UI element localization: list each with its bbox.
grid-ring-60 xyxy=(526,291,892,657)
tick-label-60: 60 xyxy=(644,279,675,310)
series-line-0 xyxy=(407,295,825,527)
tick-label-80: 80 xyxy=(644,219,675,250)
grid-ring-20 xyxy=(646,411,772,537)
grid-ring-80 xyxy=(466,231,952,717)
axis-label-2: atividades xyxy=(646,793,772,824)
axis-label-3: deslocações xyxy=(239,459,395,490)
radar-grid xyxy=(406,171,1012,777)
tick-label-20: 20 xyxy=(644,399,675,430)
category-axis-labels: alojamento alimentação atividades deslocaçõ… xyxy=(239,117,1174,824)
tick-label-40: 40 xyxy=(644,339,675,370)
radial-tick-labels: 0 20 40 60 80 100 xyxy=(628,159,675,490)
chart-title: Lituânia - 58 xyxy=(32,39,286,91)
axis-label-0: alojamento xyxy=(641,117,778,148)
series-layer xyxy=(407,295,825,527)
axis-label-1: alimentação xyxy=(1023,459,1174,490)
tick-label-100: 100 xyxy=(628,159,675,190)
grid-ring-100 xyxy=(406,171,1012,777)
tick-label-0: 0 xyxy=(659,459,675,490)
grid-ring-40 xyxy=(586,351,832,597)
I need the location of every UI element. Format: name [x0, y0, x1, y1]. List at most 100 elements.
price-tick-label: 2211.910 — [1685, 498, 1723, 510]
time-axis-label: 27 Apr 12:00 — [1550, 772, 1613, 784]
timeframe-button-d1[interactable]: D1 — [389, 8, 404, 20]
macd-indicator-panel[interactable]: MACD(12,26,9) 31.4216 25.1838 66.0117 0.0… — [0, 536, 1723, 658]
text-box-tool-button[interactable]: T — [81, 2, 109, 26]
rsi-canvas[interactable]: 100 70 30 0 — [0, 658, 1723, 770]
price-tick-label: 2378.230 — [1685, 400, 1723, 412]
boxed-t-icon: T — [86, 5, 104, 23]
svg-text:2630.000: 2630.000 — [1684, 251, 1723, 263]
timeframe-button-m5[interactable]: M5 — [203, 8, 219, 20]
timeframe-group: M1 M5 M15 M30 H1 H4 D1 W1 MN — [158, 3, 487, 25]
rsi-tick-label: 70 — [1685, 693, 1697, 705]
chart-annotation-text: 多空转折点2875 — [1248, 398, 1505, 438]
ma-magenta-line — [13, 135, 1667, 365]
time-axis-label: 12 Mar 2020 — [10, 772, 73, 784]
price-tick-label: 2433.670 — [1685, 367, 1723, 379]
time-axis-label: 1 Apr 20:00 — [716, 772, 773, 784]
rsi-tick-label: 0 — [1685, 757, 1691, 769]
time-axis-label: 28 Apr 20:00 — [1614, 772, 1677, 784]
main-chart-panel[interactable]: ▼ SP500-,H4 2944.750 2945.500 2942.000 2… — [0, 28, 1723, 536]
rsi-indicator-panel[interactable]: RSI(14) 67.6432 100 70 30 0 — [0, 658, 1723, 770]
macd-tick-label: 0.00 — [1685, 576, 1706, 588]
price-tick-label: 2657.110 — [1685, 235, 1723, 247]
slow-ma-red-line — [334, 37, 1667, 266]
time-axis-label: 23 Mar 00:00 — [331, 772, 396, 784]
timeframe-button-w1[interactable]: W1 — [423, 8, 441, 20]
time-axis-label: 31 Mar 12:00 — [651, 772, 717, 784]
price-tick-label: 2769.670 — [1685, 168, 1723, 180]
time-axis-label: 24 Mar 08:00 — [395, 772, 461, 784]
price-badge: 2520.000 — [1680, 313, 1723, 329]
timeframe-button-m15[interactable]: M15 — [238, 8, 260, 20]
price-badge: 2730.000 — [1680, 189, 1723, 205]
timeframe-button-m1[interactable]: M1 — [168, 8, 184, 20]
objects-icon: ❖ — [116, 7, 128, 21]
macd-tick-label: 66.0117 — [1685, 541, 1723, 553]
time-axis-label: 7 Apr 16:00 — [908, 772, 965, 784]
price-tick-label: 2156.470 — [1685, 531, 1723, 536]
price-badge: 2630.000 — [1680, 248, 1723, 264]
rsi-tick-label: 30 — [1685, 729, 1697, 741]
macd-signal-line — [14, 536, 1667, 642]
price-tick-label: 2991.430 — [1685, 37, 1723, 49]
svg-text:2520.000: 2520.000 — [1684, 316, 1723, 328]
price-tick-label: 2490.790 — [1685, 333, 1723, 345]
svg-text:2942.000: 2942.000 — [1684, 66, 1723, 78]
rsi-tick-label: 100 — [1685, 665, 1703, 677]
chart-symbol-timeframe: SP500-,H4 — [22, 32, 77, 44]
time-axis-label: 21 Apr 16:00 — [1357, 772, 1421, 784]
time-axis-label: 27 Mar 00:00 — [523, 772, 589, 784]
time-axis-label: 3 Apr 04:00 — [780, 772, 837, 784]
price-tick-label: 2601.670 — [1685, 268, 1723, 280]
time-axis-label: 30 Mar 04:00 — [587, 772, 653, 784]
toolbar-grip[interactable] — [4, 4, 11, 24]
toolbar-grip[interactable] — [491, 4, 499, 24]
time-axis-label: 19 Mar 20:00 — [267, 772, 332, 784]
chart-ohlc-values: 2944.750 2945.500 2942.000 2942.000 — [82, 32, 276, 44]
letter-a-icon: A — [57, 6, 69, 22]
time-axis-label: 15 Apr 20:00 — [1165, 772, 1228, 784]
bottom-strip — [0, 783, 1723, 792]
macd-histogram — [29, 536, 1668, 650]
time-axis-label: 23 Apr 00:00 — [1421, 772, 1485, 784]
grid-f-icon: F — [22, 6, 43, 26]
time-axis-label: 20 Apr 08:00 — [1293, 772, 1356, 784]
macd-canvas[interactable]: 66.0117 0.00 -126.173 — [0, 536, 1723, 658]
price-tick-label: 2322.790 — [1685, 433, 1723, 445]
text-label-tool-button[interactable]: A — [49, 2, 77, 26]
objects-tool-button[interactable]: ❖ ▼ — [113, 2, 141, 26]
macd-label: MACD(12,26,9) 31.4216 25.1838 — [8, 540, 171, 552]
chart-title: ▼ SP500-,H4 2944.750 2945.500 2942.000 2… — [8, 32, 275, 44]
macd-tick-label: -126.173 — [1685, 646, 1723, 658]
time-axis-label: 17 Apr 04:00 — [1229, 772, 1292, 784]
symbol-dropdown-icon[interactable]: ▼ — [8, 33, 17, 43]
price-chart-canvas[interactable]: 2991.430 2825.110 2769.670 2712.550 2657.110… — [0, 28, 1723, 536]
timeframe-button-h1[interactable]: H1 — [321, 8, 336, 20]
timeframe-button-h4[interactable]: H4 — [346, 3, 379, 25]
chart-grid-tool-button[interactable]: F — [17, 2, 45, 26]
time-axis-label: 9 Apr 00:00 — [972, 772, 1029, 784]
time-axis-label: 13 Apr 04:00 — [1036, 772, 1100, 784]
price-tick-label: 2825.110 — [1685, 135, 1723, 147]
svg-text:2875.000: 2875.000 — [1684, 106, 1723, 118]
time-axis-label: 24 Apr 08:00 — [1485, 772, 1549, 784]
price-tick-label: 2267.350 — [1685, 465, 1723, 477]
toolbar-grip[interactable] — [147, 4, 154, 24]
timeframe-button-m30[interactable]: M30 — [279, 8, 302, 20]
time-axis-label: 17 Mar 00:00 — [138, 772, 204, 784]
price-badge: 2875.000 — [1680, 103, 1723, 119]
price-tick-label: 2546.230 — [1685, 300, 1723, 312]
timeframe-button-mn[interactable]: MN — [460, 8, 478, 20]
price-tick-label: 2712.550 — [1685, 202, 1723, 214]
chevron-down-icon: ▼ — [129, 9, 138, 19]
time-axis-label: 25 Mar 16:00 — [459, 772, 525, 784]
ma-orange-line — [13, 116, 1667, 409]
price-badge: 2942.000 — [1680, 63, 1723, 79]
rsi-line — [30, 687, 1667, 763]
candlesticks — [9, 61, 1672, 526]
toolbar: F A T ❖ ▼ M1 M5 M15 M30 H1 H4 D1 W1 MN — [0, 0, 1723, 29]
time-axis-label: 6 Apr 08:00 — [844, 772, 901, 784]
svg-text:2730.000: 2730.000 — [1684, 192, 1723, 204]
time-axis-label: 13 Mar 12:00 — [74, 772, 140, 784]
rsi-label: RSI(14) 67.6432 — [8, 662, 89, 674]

- Challenge:
Reproduce verbatim the lines from the first one up to and including the line with "grid-ring-80 xyxy=(466,231,952,717)".

- Task output:
UI element localization: list each with its bbox.
grid-ring-60 xyxy=(526,291,892,657)
tick-label-60: 60 xyxy=(644,279,675,310)
series-line-0 xyxy=(407,295,825,527)
tick-label-80: 80 xyxy=(644,219,675,250)
grid-ring-20 xyxy=(646,411,772,537)
grid-ring-80 xyxy=(466,231,952,717)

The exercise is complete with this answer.